The exercise – Look through the data and write out every line with the word "this" in it.

Listing –
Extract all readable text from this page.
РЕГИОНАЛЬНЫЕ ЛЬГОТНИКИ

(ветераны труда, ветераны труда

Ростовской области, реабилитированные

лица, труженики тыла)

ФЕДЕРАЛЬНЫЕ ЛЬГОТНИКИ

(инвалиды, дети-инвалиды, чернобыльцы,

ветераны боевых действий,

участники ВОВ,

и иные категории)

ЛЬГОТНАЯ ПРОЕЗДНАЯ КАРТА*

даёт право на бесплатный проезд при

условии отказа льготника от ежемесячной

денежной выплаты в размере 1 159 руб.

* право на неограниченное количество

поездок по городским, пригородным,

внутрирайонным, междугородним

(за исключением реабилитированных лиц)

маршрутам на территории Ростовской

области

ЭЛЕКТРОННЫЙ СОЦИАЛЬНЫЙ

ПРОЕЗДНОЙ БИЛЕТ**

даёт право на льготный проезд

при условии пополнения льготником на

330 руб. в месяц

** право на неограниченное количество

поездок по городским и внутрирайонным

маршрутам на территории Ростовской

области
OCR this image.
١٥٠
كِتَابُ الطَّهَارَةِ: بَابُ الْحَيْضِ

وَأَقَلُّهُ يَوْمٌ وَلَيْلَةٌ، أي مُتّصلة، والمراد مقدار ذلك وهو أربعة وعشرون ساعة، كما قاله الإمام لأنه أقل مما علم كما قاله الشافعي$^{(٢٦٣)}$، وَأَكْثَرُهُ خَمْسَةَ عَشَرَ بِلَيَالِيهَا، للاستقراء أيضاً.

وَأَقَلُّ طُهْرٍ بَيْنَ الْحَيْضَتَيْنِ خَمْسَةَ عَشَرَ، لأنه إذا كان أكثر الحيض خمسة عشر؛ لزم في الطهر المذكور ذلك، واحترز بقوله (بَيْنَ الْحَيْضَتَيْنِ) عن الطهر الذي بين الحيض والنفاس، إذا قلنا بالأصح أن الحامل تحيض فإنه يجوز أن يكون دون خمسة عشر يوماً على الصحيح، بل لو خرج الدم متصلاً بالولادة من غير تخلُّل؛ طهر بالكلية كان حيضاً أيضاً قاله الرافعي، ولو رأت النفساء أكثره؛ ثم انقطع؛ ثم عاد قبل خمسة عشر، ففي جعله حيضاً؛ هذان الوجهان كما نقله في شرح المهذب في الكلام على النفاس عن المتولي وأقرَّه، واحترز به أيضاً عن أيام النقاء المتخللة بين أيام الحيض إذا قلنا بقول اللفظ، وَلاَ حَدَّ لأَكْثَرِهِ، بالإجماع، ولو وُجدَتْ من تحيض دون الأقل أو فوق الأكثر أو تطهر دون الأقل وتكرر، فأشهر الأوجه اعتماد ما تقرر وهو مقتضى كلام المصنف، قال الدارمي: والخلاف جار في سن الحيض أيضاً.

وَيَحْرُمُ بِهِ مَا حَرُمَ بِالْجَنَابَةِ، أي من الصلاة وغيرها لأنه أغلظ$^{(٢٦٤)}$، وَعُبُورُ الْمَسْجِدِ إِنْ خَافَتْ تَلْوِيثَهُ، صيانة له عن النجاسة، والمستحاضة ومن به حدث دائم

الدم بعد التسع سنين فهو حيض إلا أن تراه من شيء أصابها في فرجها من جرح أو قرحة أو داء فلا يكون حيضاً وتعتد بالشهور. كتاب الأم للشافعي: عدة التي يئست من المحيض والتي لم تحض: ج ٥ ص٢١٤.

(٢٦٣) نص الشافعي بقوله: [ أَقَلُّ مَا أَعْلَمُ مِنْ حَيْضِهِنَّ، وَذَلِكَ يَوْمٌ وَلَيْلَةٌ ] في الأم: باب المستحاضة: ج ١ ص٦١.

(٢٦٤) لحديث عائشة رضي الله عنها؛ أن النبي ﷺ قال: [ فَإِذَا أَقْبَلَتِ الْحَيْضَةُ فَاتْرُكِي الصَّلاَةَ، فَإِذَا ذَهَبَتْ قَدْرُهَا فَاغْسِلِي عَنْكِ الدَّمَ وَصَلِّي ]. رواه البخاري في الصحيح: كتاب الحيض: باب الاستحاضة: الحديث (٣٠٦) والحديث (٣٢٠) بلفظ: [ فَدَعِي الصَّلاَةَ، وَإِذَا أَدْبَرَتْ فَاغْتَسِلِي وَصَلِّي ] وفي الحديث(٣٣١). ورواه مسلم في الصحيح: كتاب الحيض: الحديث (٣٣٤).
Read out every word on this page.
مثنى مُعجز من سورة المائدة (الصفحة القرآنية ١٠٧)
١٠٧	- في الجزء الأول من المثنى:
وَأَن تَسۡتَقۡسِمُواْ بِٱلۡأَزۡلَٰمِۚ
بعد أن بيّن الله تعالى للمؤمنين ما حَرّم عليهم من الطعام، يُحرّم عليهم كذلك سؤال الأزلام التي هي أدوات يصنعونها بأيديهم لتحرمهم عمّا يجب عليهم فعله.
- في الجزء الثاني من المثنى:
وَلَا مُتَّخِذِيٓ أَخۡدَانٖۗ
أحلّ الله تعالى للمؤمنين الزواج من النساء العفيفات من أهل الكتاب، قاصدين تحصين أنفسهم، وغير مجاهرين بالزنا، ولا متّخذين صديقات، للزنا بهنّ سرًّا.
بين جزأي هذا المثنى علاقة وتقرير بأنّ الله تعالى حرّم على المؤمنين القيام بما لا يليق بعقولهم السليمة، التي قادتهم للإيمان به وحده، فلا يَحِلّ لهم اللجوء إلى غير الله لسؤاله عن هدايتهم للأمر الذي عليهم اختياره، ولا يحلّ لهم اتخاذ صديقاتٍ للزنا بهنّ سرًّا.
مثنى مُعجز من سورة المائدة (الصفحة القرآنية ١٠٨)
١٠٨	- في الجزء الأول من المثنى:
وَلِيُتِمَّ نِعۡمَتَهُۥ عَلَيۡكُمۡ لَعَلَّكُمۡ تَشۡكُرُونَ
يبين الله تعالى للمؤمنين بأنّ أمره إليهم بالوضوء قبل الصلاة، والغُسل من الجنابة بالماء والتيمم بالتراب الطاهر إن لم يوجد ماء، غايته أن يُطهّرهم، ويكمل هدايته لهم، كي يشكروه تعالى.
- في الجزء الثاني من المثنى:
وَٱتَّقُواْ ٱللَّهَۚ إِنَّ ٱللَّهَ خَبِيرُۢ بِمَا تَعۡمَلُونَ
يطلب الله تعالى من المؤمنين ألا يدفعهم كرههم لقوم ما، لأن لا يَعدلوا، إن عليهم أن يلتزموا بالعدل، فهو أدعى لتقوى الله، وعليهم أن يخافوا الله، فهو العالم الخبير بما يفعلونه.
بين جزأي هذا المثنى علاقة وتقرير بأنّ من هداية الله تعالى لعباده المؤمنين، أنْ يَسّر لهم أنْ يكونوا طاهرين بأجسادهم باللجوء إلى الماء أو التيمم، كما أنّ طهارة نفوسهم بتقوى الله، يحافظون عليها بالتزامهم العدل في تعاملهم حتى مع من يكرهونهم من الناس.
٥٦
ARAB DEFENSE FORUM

Output below –
Extract all readable text from this page.
OCR this image.
Read out every word on this page.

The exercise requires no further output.